Set problem:
Extract every record, exactly as written, and ignore the pictures.

┌─ Data supplied

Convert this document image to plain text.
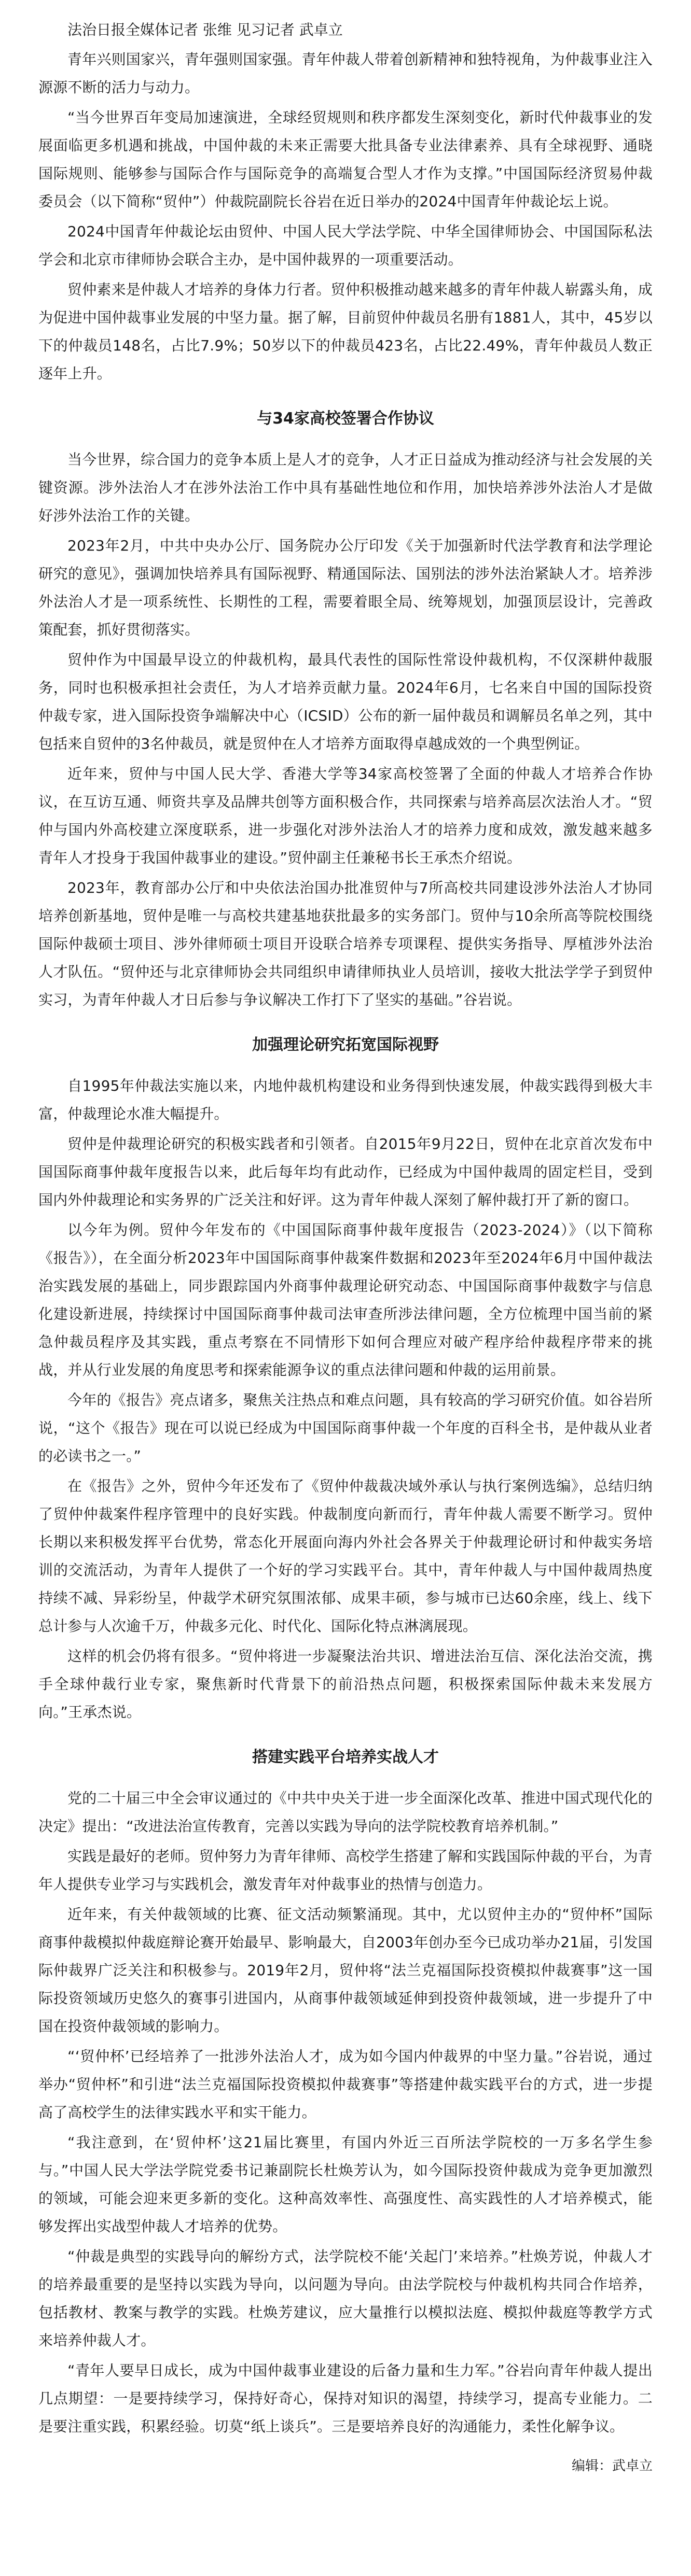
法治日报全媒体记者 张维 见习记者 武卓立

青年兴则国家兴，青年强则国家强。青年仲裁人带着创新精神和独特视角，为仲裁事业注入源源不断的活力与动力。

“当今世界百年变局加速演进，全球经贸规则和秩序都发生深刻变化，新时代仲裁事业的发展面临更多机遇和挑战，中国仲裁的未来正需要大批具备专业法律素养、具有全球视野、通晓国际规则、能够参与国际合作与国际竞争的高端复合型人才作为支撑。”中国国际经济贸易仲裁委员会（以下简称“贸仲”）仲裁院副院长谷岩在近日举办的2024中国青年仲裁论坛上说。

2024中国青年仲裁论坛由贸仲、中国人民大学法学院、中华全国律师协会、中国国际私法学会和北京市律师协会联合主办，是中国仲裁界的一项重要活动。

贸仲素来是仲裁人才培养的身体力行者。贸仲积极推动越来越多的青年仲裁人崭露头角，成为促进中国仲裁事业发展的中坚力量。据了解，目前贸仲仲裁员名册有1881人，其中，45岁以下的仲裁员148名，占比7.9%；50岁以下的仲裁员423名，占比22.49%，青年仲裁员人数正逐年上升。

与34家高校签署合作协议

当今世界，综合国力的竞争本质上是人才的竞争，人才正日益成为推动经济与社会发展的关键资源。涉外法治人才在涉外法治工作中具有基础性地位和作用，加快培养涉外法治人才是做好涉外法治工作的关键。

2023年2月，中共中央办公厅、国务院办公厅印发《关于加强新时代法学教育和法学理论研究的意见》，强调加快培养具有国际视野、精通国际法、国别法的涉外法治紧缺人才。培养涉外法治人才是一项系统性、长期性的工程，需要着眼全局、统筹规划，加强顶层设计，完善政策配套，抓好贯彻落实。

贸仲作为中国最早设立的仲裁机构，最具代表性的国际性常设仲裁机构，不仅深耕仲裁服务，同时也积极承担社会责任，为人才培养贡献力量。2024年6月，七名来自中国的国际投资仲裁专家，进入国际投资争端解决中心（ICSID）公布的新一届仲裁员和调解员名单之列，其中包括来自贸仲的3名仲裁员，就是贸仲在人才培养方面取得卓越成效的一个典型例证。

近年来，贸仲与中国人民大学、香港大学等34家高校签署了全面的仲裁人才培养合作协议，在互访互通、师资共享及品牌共创等方面积极合作，共同探索与培养高层次法治人才。“贸仲与国内外高校建立深度联系，进一步强化对涉外法治人才的培养力度和成效，激发越来越多青年人才投身于我国仲裁事业的建设。”贸仲副主任兼秘书长王承杰介绍说。

2023年，教育部办公厅和中央依法治国办批准贸仲与7所高校共同建设涉外法治人才协同培养创新基地，贸仲是唯一与高校共建基地获批最多的实务部门。贸仲与10余所高等院校围绕国际仲裁硕士项目、涉外律师硕士项目开设联合培养专项课程、提供实务指导、厚植涉外法治人才队伍。“贸仲还与北京律师协会共同组织申请律师执业人员培训，接收大批法学学子到贸仲实习，为青年仲裁人才日后参与争议解决工作打下了坚实的基础。”谷岩说。

加强理论研究拓宽国际视野

自1995年仲裁法实施以来，内地仲裁机构建设和业务得到快速发展，仲裁实践得到极大丰富，仲裁理论水准大幅提升。

贸仲是仲裁理论研究的积极实践者和引领者。自2015年9月22日，贸仲在北京首次发布中国国际商事仲裁年度报告以来，此后每年均有此动作，已经成为中国仲裁周的固定栏目，受到国内外仲裁理论和实务界的广泛关注和好评。这为青年仲裁人深刻了解仲裁打开了新的窗口。

以今年为例。贸仲今年发布的《中国国际商事仲裁年度报告（2023-2024）》（以下简称《报告》），在全面分析2023年中国国际商事仲裁案件数据和2023年至2024年6月中国仲裁法治实践发展的基础上，同步跟踪国内外商事仲裁理论研究动态、中国国际商事仲裁数字与信息化建设新进展，持续探讨中国国际商事仲裁司法审查所涉法律问题，全方位梳理中国当前的紧急仲裁员程序及其实践，重点考察在不同情形下如何合理应对破产程序给仲裁程序带来的挑战，并从行业发展的角度思考和探索能源争议的重点法律问题和仲裁的运用前景。

今年的《报告》亮点诸多，聚焦关注热点和难点问题，具有较高的学习研究价值。如谷岩所说，“这个《报告》现在可以说已经成为中国国际商事仲裁一个年度的百科全书，是仲裁从业者的必读书之一。”

在《报告》之外，贸仲今年还发布了《贸仲仲裁裁决域外承认与执行案例选编》，总结归纳了贸仲仲裁案件程序管理中的良好实践。仲裁制度向新而行，青年仲裁人需要不断学习。贸仲长期以来积极发挥平台优势，常态化开展面向海内外社会各界关于仲裁理论研讨和仲裁实务培训的交流活动，为青年人提供了一个好的学习实践平台。其中，青年仲裁人与中国仲裁周热度持续不减、异彩纷呈，仲裁学术研究氛围浓郁、成果丰硕，参与城市已达60余座，线上、线下总计参与人次逾千万，仲裁多元化、时代化、国际化特点淋漓展现。

这样的机会仍将有很多。“贸仲将进一步凝聚法治共识、增进法治互信、深化法治交流，携手全球仲裁行业专家，聚焦新时代背景下的前沿热点问题，积极探索国际仲裁未来发展方向。”王承杰说。

搭建实践平台培养实战人才

党的二十届三中全会审议通过的《中共中央关于进一步全面深化改革、推进中国式现代化的决定》提出：“改进法治宣传教育，完善以实践为导向的法学院校教育培养机制。”

实践是最好的老师。贸仲努力为青年律师、高校学生搭建了解和实践国际仲裁的平台，为青年人提供专业学习与实践机会，激发青年对仲裁事业的热情与创造力。

近年来，有关仲裁领域的比赛、征文活动频繁涌现。其中，尤以贸仲主办的“贸仲杯”国际商事仲裁模拟仲裁庭辩论赛开始最早、影响最大，自2003年创办至今已成功举办21届，引发国际仲裁界广泛关注和积极参与。2019年2月，贸仲将“法兰克福国际投资模拟仲裁赛事”这一国际投资领域历史悠久的赛事引进国内，从商事仲裁领域延伸到投资仲裁领域，进一步提升了中国在投资仲裁领域的影响力。

“‘贸仲杯’已经培养了一批涉外法治人才，成为如今国内仲裁界的中坚力量。”谷岩说，通过举办“贸仲杯”和引进“法兰克福国际投资模拟仲裁赛事”等搭建仲裁实践平台的方式，进一步提高了高校学生的法律实践水平和实干能力。

“我注意到，在‘贸仲杯’这21届比赛里，有国内外近三百所法学院校的一万多名学生参与。”中国人民大学法学院党委书记兼副院长杜焕芳认为，如今国际投资仲裁成为竞争更加激烈的领域，可能会迎来更多新的变化。这种高效率性、高强度性、高实践性的人才培养模式，能够发挥出实战型仲裁人才培养的优势。

“仲裁是典型的实践导向的解纷方式，法学院校不能‘关起门’来培养。”杜焕芳说，仲裁人才的培养最重要的是坚持以实践为导向，以问题为导向。由法学院校与仲裁机构共同合作培养，包括教材、教案与教学的实践。杜焕芳建议，应大量推行以模拟法庭、模拟仲裁庭等教学方式来培养仲裁人才。

“青年人要早日成长，成为中国仲裁事业建设的后备力量和生力军。”谷岩向青年仲裁人提出几点期望：一是要持续学习，保持好奇心，保持对知识的渴望，持续学习，提高专业能力。二是要注重实践，积累经验。切莫“纸上谈兵”。三是要培养良好的沟通能力，柔性化解争议。

编辑：武卓立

└─

Exercise solution:
Convert this document image to plain text.
法治日报全媒体记者 张维 见习记者 武卓立

青年兴则国家兴，青年强则国家强。青年仲裁人带着创新精神和独特视角，为仲裁事业注入源源不断的活力与动力。

“当今世界百年变局加速演进，全球经贸规则和秩序都发生深刻变化，新时代仲裁事业的发展面临更多机遇和挑战，中国仲裁的未来正需要大批具备专业法律素养、具有全球视野、通晓国际规则、能够参与国际合作与国际竞争的高端复合型人才作为支撑。”中国国际经济贸易仲裁委员会（以下简称“贸仲”）仲裁院副院长谷岩在近日举办的2024中国青年仲裁论坛上说。

2024中国青年仲裁论坛由贸仲、中国人民大学法学院、中华全国律师协会、中国国际私法学会和北京市律师协会联合主办，是中国仲裁界的一项重要活动。

贸仲素来是仲裁人才培养的身体力行者。贸仲积极推动越来越多的青年仲裁人崭露头角，成为促进中国仲裁事业发展的中坚力量。据了解，目前贸仲仲裁员名册有1881人，其中，45岁以下的仲裁员148名，占比7.9%；50岁以下的仲裁员423名，占比22.49%，青年仲裁员人数正逐年上升。

与34家高校签署合作协议

当今世界，综合国力的竞争本质上是人才的竞争，人才正日益成为推动经济与社会发展的关键资源。涉外法治人才在涉外法治工作中具有基础性地位和作用，加快培养涉外法治人才是做好涉外法治工作的关键。

2023年2月，中共中央办公厅、国务院办公厅印发《关于加强新时代法学教育和法学理论研究的意见》，强调加快培养具有国际视野、精通国际法、国别法的涉外法治紧缺人才。培养涉外法治人才是一项系统性、长期性的工程，需要着眼全局、统筹规划，加强顶层设计，完善政策配套，抓好贯彻落实。

贸仲作为中国最早设立的仲裁机构，最具代表性的国际性常设仲裁机构，不仅深耕仲裁服务，同时也积极承担社会责任，为人才培养贡献力量。2024年6月，七名来自中国的国际投资仲裁专家，进入国际投资争端解决中心（ICSID）公布的新一届仲裁员和调解员名单之列，其中包括来自贸仲的3名仲裁员，就是贸仲在人才培养方面取得卓越成效的一个典型例证。

近年来，贸仲与中国人民大学、香港大学等34家高校签署了全面的仲裁人才培养合作协议，在互访互通、师资共享及品牌共创等方面积极合作，共同探索与培养高层次法治人才。“贸仲与国内外高校建立深度联系，进一步强化对涉外法治人才的培养力度和成效，激发越来越多青年人才投身于我国仲裁事业的建设。”贸仲副主任兼秘书长王承杰介绍说。

2023年，教育部办公厅和中央依法治国办批准贸仲与7所高校共同建设涉外法治人才协同培养创新基地，贸仲是唯一与高校共建基地获批最多的实务部门。贸仲与10余所高等院校围绕国际仲裁硕士项目、涉外律师硕士项目开设联合培养专项课程、提供实务指导、厚植涉外法治人才队伍。“贸仲还与北京律师协会共同组织申请律师执业人员培训，接收大批法学学子到贸仲实习，为青年仲裁人才日后参与争议解决工作打下了坚实的基础。”谷岩说。

加强理论研究拓宽国际视野

自1995年仲裁法实施以来，内地仲裁机构建设和业务得到快速发展，仲裁实践得到极大丰富，仲裁理论水准大幅提升。

贸仲是仲裁理论研究的积极实践者和引领者。自2015年9月22日，贸仲在北京首次发布中国国际商事仲裁年度报告以来，此后每年均有此动作，已经成为中国仲裁周的固定栏目，受到国内外仲裁理论和实务界的广泛关注和好评。这为青年仲裁人深刻了解仲裁打开了新的窗口。

以今年为例。贸仲今年发布的《中国国际商事仲裁年度报告（2023-2024）》（以下简称《报告》），在全面分析2023年中国国际商事仲裁案件数据和2023年至2024年6月中国仲裁法治实践发展的基础上，同步跟踪国内外商事仲裁理论研究动态、中国国际商事仲裁数字与信息化建设新进展，持续探讨中国国际商事仲裁司法审查所涉法律问题，全方位梳理中国当前的紧急仲裁员程序及其实践，重点考察在不同情形下如何合理应对破产程序给仲裁程序带来的挑战，并从行业发展的角度思考和探索能源争议的重点法律问题和仲裁的运用前景。

今年的《报告》亮点诸多，聚焦关注热点和难点问题，具有较高的学习研究价值。如谷岩所说，“这个《报告》现在可以说已经成为中国国际商事仲裁一个年度的百科全书，是仲裁从业者的必读书之一。”

在《报告》之外，贸仲今年还发布了《贸仲仲裁裁决域外承认与执行案例选编》，总结归纳了贸仲仲裁案件程序管理中的良好实践。仲裁制度向新而行，青年仲裁人需要不断学习。贸仲长期以来积极发挥平台优势，常态化开展面向海内外社会各界关于仲裁理论研讨和仲裁实务培训的交流活动，为青年人提供了一个好的学习实践平台。其中，青年仲裁人与中国仲裁周热度持续不减、异彩纷呈，仲裁学术研究氛围浓郁、成果丰硕，参与城市已达60余座，线上、线下总计参与人次逾千万，仲裁多元化、时代化、国际化特点淋漓展现。

这样的机会仍将有很多。“贸仲将进一步凝聚法治共识、增进法治互信、深化法治交流，携手全球仲裁行业专家，聚焦新时代背景下的前沿热点问题，积极探索国际仲裁未来发展方向。”王承杰说。

搭建实践平台培养实战人才

党的二十届三中全会审议通过的《中共中央关于进一步全面深化改革、推进中国式现代化的决定》提出：“改进法治宣传教育，完善以实践为导向的法学院校教育培养机制。”

实践是最好的老师。贸仲努力为青年律师、高校学生搭建了解和实践国际仲裁的平台，为青年人提供专业学习与实践机会，激发青年对仲裁事业的热情与创造力。

近年来，有关仲裁领域的比赛、征文活动频繁涌现。其中，尤以贸仲主办的“贸仲杯”国际商事仲裁模拟仲裁庭辩论赛开始最早、影响最大，自2003年创办至今已成功举办21届，引发国际仲裁界广泛关注和积极参与。2019年2月，贸仲将“法兰克福国际投资模拟仲裁赛事”这一国际投资领域历史悠久的赛事引进国内，从商事仲裁领域延伸到投资仲裁领域，进一步提升了中国在投资仲裁领域的影响力。

“‘贸仲杯’已经培养了一批涉外法治人才，成为如今国内仲裁界的中坚力量。”谷岩说，通过举办“贸仲杯”和引进“法兰克福国际投资模拟仲裁赛事”等搭建仲裁实践平台的方式，进一步提高了高校学生的法律实践水平和实干能力。

“我注意到，在‘贸仲杯’这21届比赛里，有国内外近三百所法学院校的一万多名学生参与。”中国人民大学法学院党委书记兼副院长杜焕芳认为，如今国际投资仲裁成为竞争更加激烈的领域，可能会迎来更多新的变化。这种高效率性、高强度性、高实践性的人才培养模式，能够发挥出实战型仲裁人才培养的优势。

“仲裁是典型的实践导向的解纷方式，法学院校不能‘关起门’来培养。”杜焕芳说，仲裁人才的培养最重要的是坚持以实践为导向，以问题为导向。由法学院校与仲裁机构共同合作培养，包括教材、教案与教学的实践。杜焕芳建议，应大量推行以模拟法庭、模拟仲裁庭等教学方式来培养仲裁人才。

“青年人要早日成长，成为中国仲裁事业建设的后备力量和生力军。”谷岩向青年仲裁人提出几点期望：一是要持续学习，保持好奇心，保持对知识的渴望，持续学习，提高专业能力。二是要注重实践，积累经验。切莫“纸上谈兵”。三是要培养良好的沟通能力，柔性化解争议。

编辑：武卓立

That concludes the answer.